> _Written task_:
Every entry below must be repeated exactly; skip the pictures.
## begin Task inputs
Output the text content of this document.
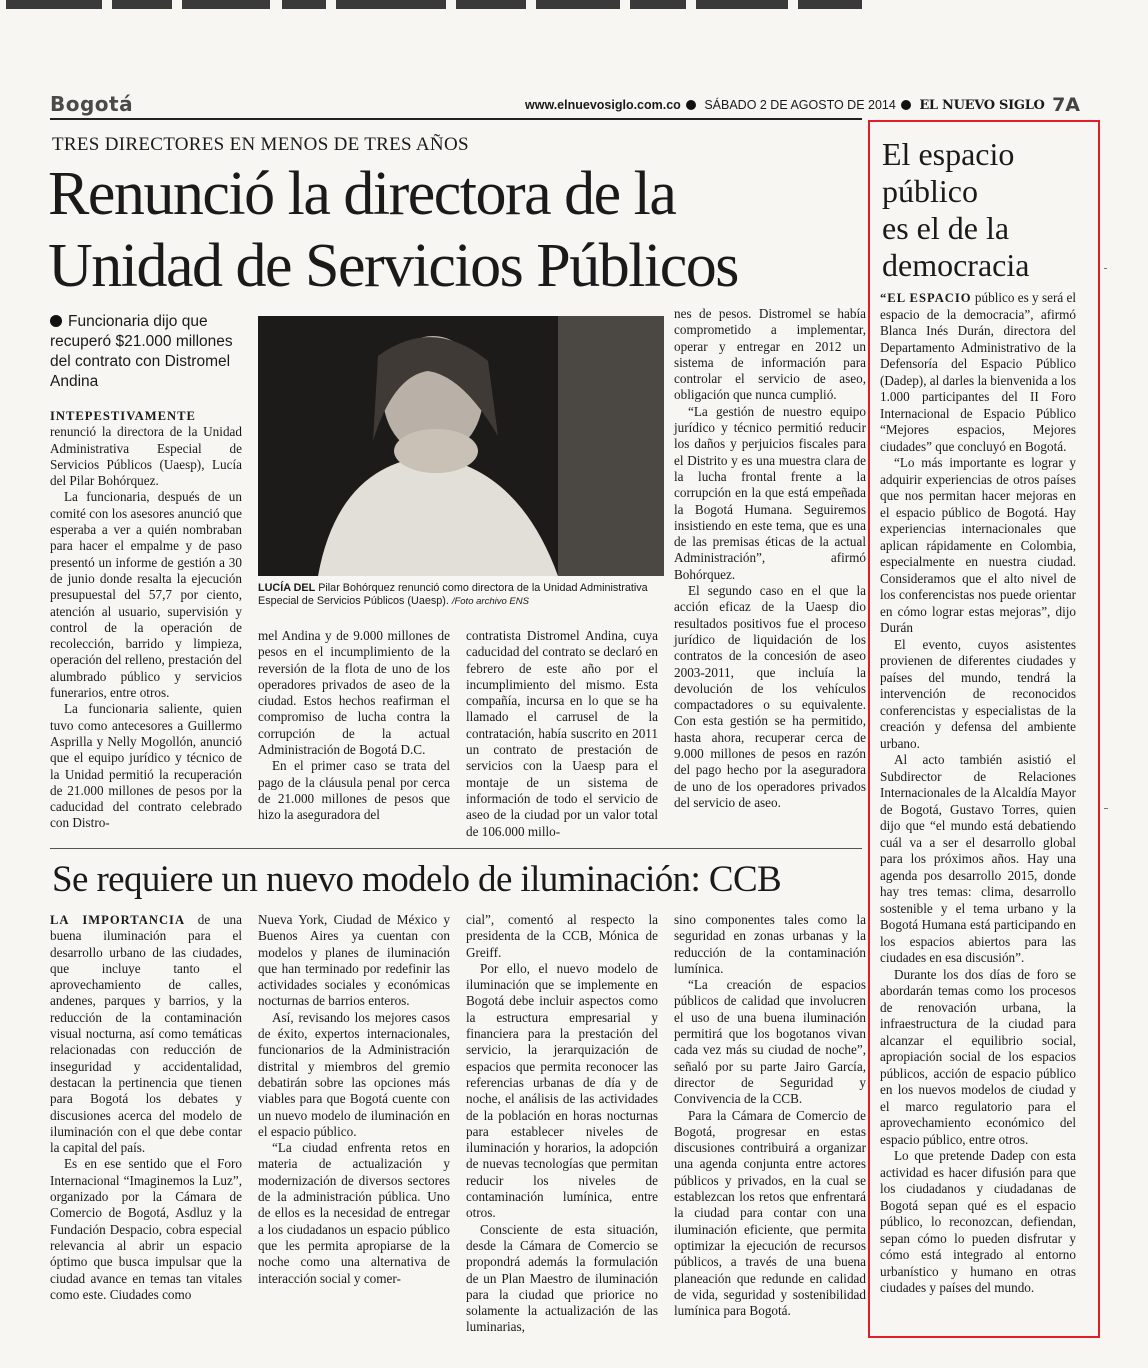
Bogotá	www.elnuevosiglo.com.co SÁBADO 2 DE AGOSTO DE 2014 EL NUEVO SIGLO 7A
TRES DIRECTORES EN MENOS DE TRES AÑOS
Renunció la directora de la
Unidad de Servicios Públicos
Funcionaria dijo que recuperó $21.000 millones del contrato con Distromel Andina

INTEPESTIVAMENTE renunció la directora de la Unidad Administrativa Especial de Servicios Públicos (Uaesp), Lucía del Pilar Bohórquez.

La funcionaria, después de un comité con los asesores anunció que esperaba a ver a quién nombraban para hacer el empalme y de paso presentó un informe de gestión a 30 de junio donde resalta la ejecución presupuestal del 57,7 por ciento, atención al usuario, supervisión y control de la operación de recolección, barrido y limpieza, operación del relleno, prestación del alumbrado público y servicios funerarios, entre otros.

La funcionaria saliente, quien tuvo como antecesores a Guillermo Asprilla y Nelly Mogollón, anunció que el equipo jurídico y técnico de la Unidad permitió la recuperación de 21.000 millones de pesos por la caducidad del contrato celebrado con Distro-

LUCÍA DEL Pilar Bohórquez renunció como directora de la Unidad Administrativa Especial de Servicios Públicos (Uaesp). /Foto archivo ENS

mel Andina y de 9.000 millones de pesos en el incumplimiento de la reversión de la flota de uno de los operadores privados de aseo de la ciudad. Estos hechos reafirman el compromiso de lucha contra la corrupción de la actual Administración de Bogotá D.C.

En el primer caso se trata del pago de la cláusula penal por cerca de 21.000 millones de pesos que hizo la aseguradora del

contratista Distromel Andina, cuya caducidad del contrato se declaró en febrero de este año por el incumplimiento del mismo. Esta compañía, incursa en lo que se ha llamado el carrusel de la contratación, había suscrito en 2011 un contrato de prestación de servicios con la Uaesp para el montaje de un sistema de información de todo el servicio de aseo de la ciudad por un valor total de 106.000 millo-

nes de pesos. Distromel se había comprometido a implementar, operar y entregar en 2012 un sistema de información para controlar el servicio de aseo, obligación que nunca cumplió.

“La gestión de nuestro equipo jurídico y técnico permitió reducir los daños y perjuicios fiscales para el Distrito y es una muestra clara de la lucha frontal frente a la corrupción en la que está empeñada la Bogotá Humana. Seguiremos insistiendo en este tema, que es una de las premisas éticas de la actual Administración”, afirmó Bohórquez.

El segundo caso en el que la acción eficaz de la Uaesp dio resultados positivos fue el proceso jurídico de liquidación de los contratos de la concesión de aseo 2003-2011, que incluía la devolución de los vehículos compactadores o su equivalente. Con esta gestión se ha permitido, hasta ahora, recuperar cerca de 9.000 millones de pesos en razón del pago hecho por la aseguradora de uno de los operadores privados del servicio de aseo.

Se requiere un nuevo modelo de iluminación: CCB

LA IMPORTANCIA de una buena iluminación para el desarrollo urbano de las ciudades, que incluye tanto el aprovechamiento de calles, andenes, parques y barrios, y la reducción de la contaminación visual nocturna, así como temáticas relacionadas con reducción de inseguridad y accidentalidad, destacan la pertinencia que tienen para Bogotá los debates y discusiones acerca del modelo de iluminación con el que debe contar la capital del país.

Es en ese sentido que el Foro Internacional “Imaginemos la Luz”, organizado por la Cámara de Comercio de Bogotá, Asdluz y la Fundación Despacio, cobra especial relevancia al abrir un espacio óptimo que busca impulsar que la ciudad avance en temas tan vitales como este. Ciudades como

Nueva York, Ciudad de México y Buenos Aires ya cuentan con modelos y planes de iluminación que han terminado por redefinir las actividades sociales y económicas nocturnas de barrios enteros.

Así, revisando los mejores casos de éxito, expertos internacionales, funcionarios de la Administración distrital y miembros del gremio debatirán sobre las opciones más viables para que Bogotá cuente con un nuevo modelo de iluminación en el espacio público.

“La ciudad enfrenta retos en materia de actualización y modernización de diversos sectores de la administración pública. Uno de ellos es la necesidad de entregar a los ciudadanos un espacio público que les permita apropiarse de la noche como una alternativa de interacción social y comer-

cial”, comentó al respecto la presidenta de la CCB, Mónica de Greiff.

Por ello, el nuevo modelo de iluminación que se implemente en Bogotá debe incluir aspectos como la estructura empresarial y financiera para la prestación del servicio, la jerarquización de espacios que permita reconocer las referencias urbanas de día y de noche, el análisis de las actividades de la población en horas nocturnas para establecer niveles de iluminación y horarios, la adopción de nuevas tecnologías que permitan reducir los niveles de contaminación lumínica, entre otros.

Consciente de esta situación, desde la Cámara de Comercio se propondrá además la formulación de un Plan Maestro de iluminación para la ciudad que priorice no solamente la actualización de las luminarias,

sino componentes tales como la seguridad en zonas urbanas y la reducción de la contaminación lumínica.

“La creación de espacios públicos de calidad que involucren el uso de una buena iluminación permitirá que los bogotanos vivan cada vez más su ciudad de noche”, señaló por su parte Jairo García, director de Seguridad y Convivencia de la CCB.

Para la Cámara de Comercio de Bogotá, progresar en estas discusiones contribuirá a organizar una agenda conjunta entre actores públicos y privados, en la cual se establezcan los retos que enfrentará la ciudad para contar con una iluminación eficiente, que permita optimizar la ejecución de recursos públicos, a través de una buena planeación que redunde en calidad de vida, seguridad y sostenibilidad lumínica para Bogotá.

El espacio
público
es el de la
democracia

“EL ESPACIO público es y será el espacio de la democracia”, afirmó Blanca Inés Durán, directora del Departamento Administrativo de la Defensoría del Espacio Público (Dadep), al darles la bienvenida a los 1.000 participantes del II Foro Internacional de Espacio Público “Mejores espacios, Mejores ciudades” que concluyó en Bogotá.

“Lo más importante es lograr y adquirir experiencias de otros países que nos permitan hacer mejoras en el espacio público de Bogotá. Hay experiencias internacionales que aplican rápidamente en Colombia, especialmente en nuestra ciudad. Consideramos que el alto nivel de los conferencistas nos puede orientar en cómo lograr estas mejoras”, dijo Durán

El evento, cuyos asistentes provienen de diferentes ciudades y países del mundo, tendrá la intervención de reconocidos conferencistas y especialistas de la creación y defensa del ambiente urbano.

Al acto también asistió el Subdirector de Relaciones Internacionales de la Alcaldía Mayor de Bogotá, Gustavo Torres, quien dijo que “el mundo está debatiendo cuál va a ser el desarrollo global para los próximos años. Hay una agenda pos desarrollo 2015, donde hay tres temas: clima, desarrollo sostenible y el tema urbano y la Bogotá Humana está participando en los espacios abiertos para las ciudades en esa discusión”.

Durante los dos días de foro se abordarán temas como los procesos de renovación urbana, la infraestructura de la ciudad para alcanzar el equilibrio social, apropiación social de los espacios públicos, acción de espacio público en los nuevos modelos de ciudad y el marco regulatorio para el aprovechamiento económico del espacio público, entre otros.

Lo que pretende Dadep con esta actividad es hacer difusión para que los ciudadanos y ciudadanas de Bogotá sepan qué es el espacio público, lo reconozcan, defiendan, sepan cómo lo pueden disfrutar y cómo está integrado al entorno urbanístico y humano en otras ciudades y países del mundo.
## end Task inputs
> _Answer to the exercise_:
Output the text content of this document.
Bogotá	www.elnuevosiglo.com.co SÁBADO 2 DE AGOSTO DE 2014 EL NUEVO SIGLO 7A
TRES DIRECTORES EN MENOS DE TRES AÑOS
Renunció la directora de la
Unidad de Servicios Públicos
Funcionaria dijo que recuperó $21.000 millones del contrato con Distromel Andina

INTEPESTIVAMENTE renunció la directora de la Unidad Administrativa Especial de Servicios Públicos (Uaesp), Lucía del Pilar Bohórquez.

La funcionaria, después de un comité con los asesores anunció que esperaba a ver a quién nombraban para hacer el empalme y de paso presentó un informe de gestión a 30 de junio donde resalta la ejecución presupuestal del 57,7 por ciento, atención al usuario, supervisión y control de la operación de recolección, barrido y limpieza, operación del relleno, prestación del alumbrado público y servicios funerarios, entre otros.

La funcionaria saliente, quien tuvo como antecesores a Guillermo Asprilla y Nelly Mogollón, anunció que el equipo jurídico y técnico de la Unidad permitió la recuperación de 21.000 millones de pesos por la caducidad del contrato celebrado con Distro-

LUCÍA DEL Pilar Bohórquez renunció como directora de la Unidad Administrativa Especial de Servicios Públicos (Uaesp). /Foto archivo ENS

mel Andina y de 9.000 millones de pesos en el incumplimiento de la reversión de la flota de uno de los operadores privados de aseo de la ciudad. Estos hechos reafirman el compromiso de lucha contra la corrupción de la actual Administración de Bogotá D.C.

En el primer caso se trata del pago de la cláusula penal por cerca de 21.000 millones de pesos que hizo la aseguradora del

contratista Distromel Andina, cuya caducidad del contrato se declaró en febrero de este año por el incumplimiento del mismo. Esta compañía, incursa en lo que se ha llamado el carrusel de la contratación, había suscrito en 2011 un contrato de prestación de servicios con la Uaesp para el montaje de un sistema de información de todo el servicio de aseo de la ciudad por un valor total de 106.000 millo-

nes de pesos. Distromel se había comprometido a implementar, operar y entregar en 2012 un sistema de información para controlar el servicio de aseo, obligación que nunca cumplió.

“La gestión de nuestro equipo jurídico y técnico permitió reducir los daños y perjuicios fiscales para el Distrito y es una muestra clara de la lucha frontal frente a la corrupción en la que está empeñada la Bogotá Humana. Seguiremos insistiendo en este tema, que es una de las premisas éticas de la actual Administración”, afirmó Bohórquez.

El segundo caso en el que la acción eficaz de la Uaesp dio resultados positivos fue el proceso jurídico de liquidación de los contratos de la concesión de aseo 2003-2011, que incluía la devolución de los vehículos compactadores o su equivalente. Con esta gestión se ha permitido, hasta ahora, recuperar cerca de 9.000 millones de pesos en razón del pago hecho por la aseguradora de uno de los operadores privados del servicio de aseo.

Se requiere un nuevo modelo de iluminación: CCB

LA IMPORTANCIA de una buena iluminación para el desarrollo urbano de las ciudades, que incluye tanto el aprovechamiento de calles, andenes, parques y barrios, y la reducción de la contaminación visual nocturna, así como temáticas relacionadas con reducción de inseguridad y accidentalidad, destacan la pertinencia que tienen para Bogotá los debates y discusiones acerca del modelo de iluminación con el que debe contar la capital del país.

Es en ese sentido que el Foro Internacional “Imaginemos la Luz”, organizado por la Cámara de Comercio de Bogotá, Asdluz y la Fundación Despacio, cobra especial relevancia al abrir un espacio óptimo que busca impulsar que la ciudad avance en temas tan vitales como este. Ciudades como

Nueva York, Ciudad de México y Buenos Aires ya cuentan con modelos y planes de iluminación que han terminado por redefinir las actividades sociales y económicas nocturnas de barrios enteros.

Así, revisando los mejores casos de éxito, expertos internacionales, funcionarios de la Administración distrital y miembros del gremio debatirán sobre las opciones más viables para que Bogotá cuente con un nuevo modelo de iluminación en el espacio público.

“La ciudad enfrenta retos en materia de actualización y modernización de diversos sectores de la administración pública. Uno de ellos es la necesidad de entregar a los ciudadanos un espacio público que les permita apropiarse de la noche como una alternativa de interacción social y comer-

cial”, comentó al respecto la presidenta de la CCB, Mónica de Greiff.

Por ello, el nuevo modelo de iluminación que se implemente en Bogotá debe incluir aspectos como la estructura empresarial y financiera para la prestación del servicio, la jerarquización de espacios que permita reconocer las referencias urbanas de día y de noche, el análisis de las actividades de la población en horas nocturnas para establecer niveles de iluminación y horarios, la adopción de nuevas tecnologías que permitan reducir los niveles de contaminación lumínica, entre otros.

Consciente de esta situación, desde la Cámara de Comercio se propondrá además la formulación de un Plan Maestro de iluminación para la ciudad que priorice no solamente la actualización de las luminarias,

sino componentes tales como la seguridad en zonas urbanas y la reducción de la contaminación lumínica.

“La creación de espacios públicos de calidad que involucren el uso de una buena iluminación permitirá que los bogotanos vivan cada vez más su ciudad de noche”, señaló por su parte Jairo García, director de Seguridad y Convivencia de la CCB.

Para la Cámara de Comercio de Bogotá, progresar en estas discusiones contribuirá a organizar una agenda conjunta entre actores públicos y privados, en la cual se establezcan los retos que enfrentará la ciudad para contar con una iluminación eficiente, que permita optimizar la ejecución de recursos públicos, a través de una buena planeación que redunde en calidad de vida, seguridad y sostenibilidad lumínica para Bogotá.

El espacio
público
es el de la
democracia

“EL ESPACIO público es y será el espacio de la democracia”, afirmó Blanca Inés Durán, directora del Departamento Administrativo de la Defensoría del Espacio Público (Dadep), al darles la bienvenida a los 1.000 participantes del II Foro Internacional de Espacio Público “Mejores espacios, Mejores ciudades” que concluyó en Bogotá.

“Lo más importante es lograr y adquirir experiencias de otros países que nos permitan hacer mejoras en el espacio público de Bogotá. Hay experiencias internacionales que aplican rápidamente en Colombia, especialmente en nuestra ciudad. Consideramos que el alto nivel de los conferencistas nos puede orientar en cómo lograr estas mejoras”, dijo Durán

El evento, cuyos asistentes provienen de diferentes ciudades y países del mundo, tendrá la intervención de reconocidos conferencistas y especialistas de la creación y defensa del ambiente urbano.

Al acto también asistió el Subdirector de Relaciones Internacionales de la Alcaldía Mayor de Bogotá, Gustavo Torres, quien dijo que “el mundo está debatiendo cuál va a ser el desarrollo global para los próximos años. Hay una agenda pos desarrollo 2015, donde hay tres temas: clima, desarrollo sostenible y el tema urbano y la Bogotá Humana está participando en los espacios abiertos para las ciudades en esa discusión”.

Durante los dos días de foro se abordarán temas como los procesos de renovación urbana, la infraestructura de la ciudad para alcanzar el equilibrio social, apropiación social de los espacios públicos, acción de espacio público en los nuevos modelos de ciudad y el marco regulatorio para el aprovechamiento económico del espacio público, entre otros.

Lo que pretende Dadep con esta actividad es hacer difusión para que los ciudadanos y ciudadanas de Bogotá sepan qué es el espacio público, lo reconozcan, defiendan, sepan cómo lo pueden disfrutar y cómo está integrado al entorno urbanístico y humano en otras ciudades y países del mundo.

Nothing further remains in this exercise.